### [WHAT THE EXERCISE ASKS]
Return all lines with the word "JSON" in them.

### [AVAILABLE DATA]
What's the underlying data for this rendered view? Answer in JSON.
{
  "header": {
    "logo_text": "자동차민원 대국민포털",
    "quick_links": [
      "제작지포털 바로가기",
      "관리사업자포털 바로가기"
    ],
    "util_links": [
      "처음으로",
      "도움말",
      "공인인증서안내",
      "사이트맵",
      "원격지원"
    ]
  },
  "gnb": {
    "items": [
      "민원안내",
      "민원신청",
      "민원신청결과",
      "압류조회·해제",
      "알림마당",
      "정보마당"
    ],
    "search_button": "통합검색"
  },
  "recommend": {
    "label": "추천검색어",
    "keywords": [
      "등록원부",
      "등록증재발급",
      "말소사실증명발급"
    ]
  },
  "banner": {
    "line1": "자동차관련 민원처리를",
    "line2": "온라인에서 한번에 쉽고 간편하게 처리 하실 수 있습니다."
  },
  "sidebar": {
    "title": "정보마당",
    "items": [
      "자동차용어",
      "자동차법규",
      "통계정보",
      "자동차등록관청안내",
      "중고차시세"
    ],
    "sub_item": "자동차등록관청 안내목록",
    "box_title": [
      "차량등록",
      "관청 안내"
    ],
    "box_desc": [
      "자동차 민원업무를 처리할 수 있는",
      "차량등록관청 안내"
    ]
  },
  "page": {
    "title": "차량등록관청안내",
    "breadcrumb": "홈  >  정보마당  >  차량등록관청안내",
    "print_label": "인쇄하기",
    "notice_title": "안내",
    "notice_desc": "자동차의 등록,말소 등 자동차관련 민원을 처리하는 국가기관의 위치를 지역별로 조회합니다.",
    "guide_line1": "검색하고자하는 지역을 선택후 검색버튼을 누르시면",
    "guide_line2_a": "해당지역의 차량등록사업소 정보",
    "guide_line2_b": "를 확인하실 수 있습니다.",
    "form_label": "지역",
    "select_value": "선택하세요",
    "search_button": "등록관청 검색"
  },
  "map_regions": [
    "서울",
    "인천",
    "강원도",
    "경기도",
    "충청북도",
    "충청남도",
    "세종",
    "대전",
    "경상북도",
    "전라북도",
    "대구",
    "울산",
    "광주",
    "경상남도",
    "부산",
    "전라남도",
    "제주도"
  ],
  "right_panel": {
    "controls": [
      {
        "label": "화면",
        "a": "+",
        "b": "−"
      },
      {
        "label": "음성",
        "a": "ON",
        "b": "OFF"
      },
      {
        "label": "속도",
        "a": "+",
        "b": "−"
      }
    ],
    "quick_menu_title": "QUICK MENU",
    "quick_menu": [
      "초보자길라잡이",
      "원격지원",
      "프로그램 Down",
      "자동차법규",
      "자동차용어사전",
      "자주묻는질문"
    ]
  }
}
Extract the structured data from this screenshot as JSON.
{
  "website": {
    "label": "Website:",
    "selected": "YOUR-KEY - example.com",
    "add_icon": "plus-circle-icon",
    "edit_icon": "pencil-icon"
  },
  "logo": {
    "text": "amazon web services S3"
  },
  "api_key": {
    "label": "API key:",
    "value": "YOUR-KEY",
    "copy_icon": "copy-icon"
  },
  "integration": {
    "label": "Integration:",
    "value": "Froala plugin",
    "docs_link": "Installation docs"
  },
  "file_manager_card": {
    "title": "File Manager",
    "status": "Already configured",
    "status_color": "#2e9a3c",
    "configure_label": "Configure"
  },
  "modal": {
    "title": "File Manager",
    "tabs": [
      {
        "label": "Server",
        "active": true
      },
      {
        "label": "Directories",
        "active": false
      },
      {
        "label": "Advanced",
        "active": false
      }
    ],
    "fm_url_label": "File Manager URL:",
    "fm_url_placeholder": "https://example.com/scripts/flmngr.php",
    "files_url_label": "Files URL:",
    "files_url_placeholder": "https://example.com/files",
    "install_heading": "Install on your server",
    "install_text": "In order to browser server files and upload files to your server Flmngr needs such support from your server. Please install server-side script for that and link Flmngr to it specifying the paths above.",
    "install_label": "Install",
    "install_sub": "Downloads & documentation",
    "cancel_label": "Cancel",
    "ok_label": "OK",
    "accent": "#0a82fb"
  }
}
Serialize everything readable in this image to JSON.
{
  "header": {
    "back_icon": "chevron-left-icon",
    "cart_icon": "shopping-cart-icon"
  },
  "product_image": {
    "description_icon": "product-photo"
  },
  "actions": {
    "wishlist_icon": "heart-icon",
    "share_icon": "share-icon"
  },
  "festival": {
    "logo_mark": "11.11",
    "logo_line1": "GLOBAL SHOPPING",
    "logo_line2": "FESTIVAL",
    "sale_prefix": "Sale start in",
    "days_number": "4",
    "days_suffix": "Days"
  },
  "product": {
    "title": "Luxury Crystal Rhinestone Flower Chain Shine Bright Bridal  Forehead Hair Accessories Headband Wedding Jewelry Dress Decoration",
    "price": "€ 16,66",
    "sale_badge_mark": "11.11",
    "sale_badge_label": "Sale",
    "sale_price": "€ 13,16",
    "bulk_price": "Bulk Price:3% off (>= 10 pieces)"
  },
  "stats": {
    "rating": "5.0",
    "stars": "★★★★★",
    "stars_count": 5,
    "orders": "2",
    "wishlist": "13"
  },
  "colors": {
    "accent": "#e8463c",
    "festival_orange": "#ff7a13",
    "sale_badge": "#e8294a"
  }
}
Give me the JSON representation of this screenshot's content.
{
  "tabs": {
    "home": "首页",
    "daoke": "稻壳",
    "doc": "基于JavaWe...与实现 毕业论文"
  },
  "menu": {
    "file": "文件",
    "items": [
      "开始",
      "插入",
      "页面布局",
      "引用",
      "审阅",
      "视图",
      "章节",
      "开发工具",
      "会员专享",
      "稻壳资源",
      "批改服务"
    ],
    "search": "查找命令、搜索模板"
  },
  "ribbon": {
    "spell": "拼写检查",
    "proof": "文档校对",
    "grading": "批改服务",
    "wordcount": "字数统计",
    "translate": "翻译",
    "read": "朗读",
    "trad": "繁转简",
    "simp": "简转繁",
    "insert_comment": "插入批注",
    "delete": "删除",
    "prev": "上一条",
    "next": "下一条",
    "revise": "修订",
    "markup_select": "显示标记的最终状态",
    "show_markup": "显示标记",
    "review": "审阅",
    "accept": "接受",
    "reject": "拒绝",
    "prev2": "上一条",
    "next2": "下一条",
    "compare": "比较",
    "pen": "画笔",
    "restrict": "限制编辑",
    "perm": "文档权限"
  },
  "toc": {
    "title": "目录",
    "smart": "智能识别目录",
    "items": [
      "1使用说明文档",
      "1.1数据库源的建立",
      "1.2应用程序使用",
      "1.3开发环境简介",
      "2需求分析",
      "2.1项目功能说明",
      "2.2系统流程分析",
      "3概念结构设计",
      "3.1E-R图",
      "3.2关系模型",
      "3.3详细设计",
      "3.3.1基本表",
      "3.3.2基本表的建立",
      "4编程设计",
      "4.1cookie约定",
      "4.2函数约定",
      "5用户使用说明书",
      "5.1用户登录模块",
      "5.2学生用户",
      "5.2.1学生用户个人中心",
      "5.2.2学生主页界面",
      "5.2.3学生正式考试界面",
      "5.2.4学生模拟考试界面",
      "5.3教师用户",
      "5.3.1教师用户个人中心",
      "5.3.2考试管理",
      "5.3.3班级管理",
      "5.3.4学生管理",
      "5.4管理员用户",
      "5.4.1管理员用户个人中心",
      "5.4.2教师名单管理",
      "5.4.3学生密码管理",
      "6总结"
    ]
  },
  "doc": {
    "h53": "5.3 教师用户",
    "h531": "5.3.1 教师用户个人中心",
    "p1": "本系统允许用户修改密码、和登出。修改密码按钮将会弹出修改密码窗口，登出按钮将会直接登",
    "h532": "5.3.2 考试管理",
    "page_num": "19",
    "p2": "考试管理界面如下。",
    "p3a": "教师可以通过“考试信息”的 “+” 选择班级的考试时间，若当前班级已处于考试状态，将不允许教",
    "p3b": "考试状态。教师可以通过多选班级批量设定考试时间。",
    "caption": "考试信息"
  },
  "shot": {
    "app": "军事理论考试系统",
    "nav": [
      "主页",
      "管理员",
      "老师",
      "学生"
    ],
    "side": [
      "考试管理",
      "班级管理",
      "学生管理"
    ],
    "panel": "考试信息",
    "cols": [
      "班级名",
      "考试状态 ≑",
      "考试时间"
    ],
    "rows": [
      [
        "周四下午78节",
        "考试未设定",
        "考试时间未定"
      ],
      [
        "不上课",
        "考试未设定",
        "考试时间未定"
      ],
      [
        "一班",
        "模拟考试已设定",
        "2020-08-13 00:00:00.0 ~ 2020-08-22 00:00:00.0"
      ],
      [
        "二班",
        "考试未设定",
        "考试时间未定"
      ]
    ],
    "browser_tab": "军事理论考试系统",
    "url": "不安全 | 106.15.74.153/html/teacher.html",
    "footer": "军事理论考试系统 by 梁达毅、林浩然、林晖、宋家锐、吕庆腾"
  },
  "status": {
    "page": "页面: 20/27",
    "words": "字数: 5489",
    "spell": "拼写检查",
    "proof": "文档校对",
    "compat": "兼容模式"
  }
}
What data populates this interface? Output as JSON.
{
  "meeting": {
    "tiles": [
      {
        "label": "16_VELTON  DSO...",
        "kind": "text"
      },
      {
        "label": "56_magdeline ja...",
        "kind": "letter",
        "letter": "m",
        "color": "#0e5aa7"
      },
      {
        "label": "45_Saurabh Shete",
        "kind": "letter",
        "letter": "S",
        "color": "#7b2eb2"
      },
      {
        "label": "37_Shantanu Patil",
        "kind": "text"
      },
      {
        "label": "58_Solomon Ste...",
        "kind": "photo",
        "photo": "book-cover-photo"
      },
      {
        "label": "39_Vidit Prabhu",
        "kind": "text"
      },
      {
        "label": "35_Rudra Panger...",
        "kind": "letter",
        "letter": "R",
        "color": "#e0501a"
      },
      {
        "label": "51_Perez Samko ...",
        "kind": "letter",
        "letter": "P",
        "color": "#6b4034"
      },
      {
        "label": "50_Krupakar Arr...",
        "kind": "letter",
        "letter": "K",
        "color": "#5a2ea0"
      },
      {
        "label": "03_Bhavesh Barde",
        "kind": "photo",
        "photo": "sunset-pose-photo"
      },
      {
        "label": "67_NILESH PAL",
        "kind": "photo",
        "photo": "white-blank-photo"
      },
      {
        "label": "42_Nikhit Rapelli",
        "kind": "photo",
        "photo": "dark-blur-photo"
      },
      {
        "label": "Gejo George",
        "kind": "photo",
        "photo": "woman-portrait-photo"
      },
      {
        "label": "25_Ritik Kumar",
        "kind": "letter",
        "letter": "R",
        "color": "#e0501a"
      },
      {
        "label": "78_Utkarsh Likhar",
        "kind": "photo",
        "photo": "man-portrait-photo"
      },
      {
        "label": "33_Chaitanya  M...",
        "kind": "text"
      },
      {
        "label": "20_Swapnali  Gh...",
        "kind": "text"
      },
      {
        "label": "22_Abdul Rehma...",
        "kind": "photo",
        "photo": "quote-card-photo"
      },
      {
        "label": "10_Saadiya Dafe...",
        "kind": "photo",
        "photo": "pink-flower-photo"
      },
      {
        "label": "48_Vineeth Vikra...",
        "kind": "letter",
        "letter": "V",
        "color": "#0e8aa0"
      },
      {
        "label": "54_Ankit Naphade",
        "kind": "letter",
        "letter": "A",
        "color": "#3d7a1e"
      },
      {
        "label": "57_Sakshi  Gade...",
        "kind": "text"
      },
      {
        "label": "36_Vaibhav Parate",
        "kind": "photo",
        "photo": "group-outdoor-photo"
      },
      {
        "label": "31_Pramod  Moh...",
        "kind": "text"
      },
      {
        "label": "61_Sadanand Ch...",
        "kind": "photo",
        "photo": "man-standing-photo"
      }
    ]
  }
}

### [OUTPUT BELOW]
What's the underlying data for this rendered view? Answer in JSON.
Extract the structured data from this screenshot as JSON.
Serialize everything readable in this image to JSON.
Give me the JSON representation of this screenshot's content.
What data populates this interface? Output as JSON.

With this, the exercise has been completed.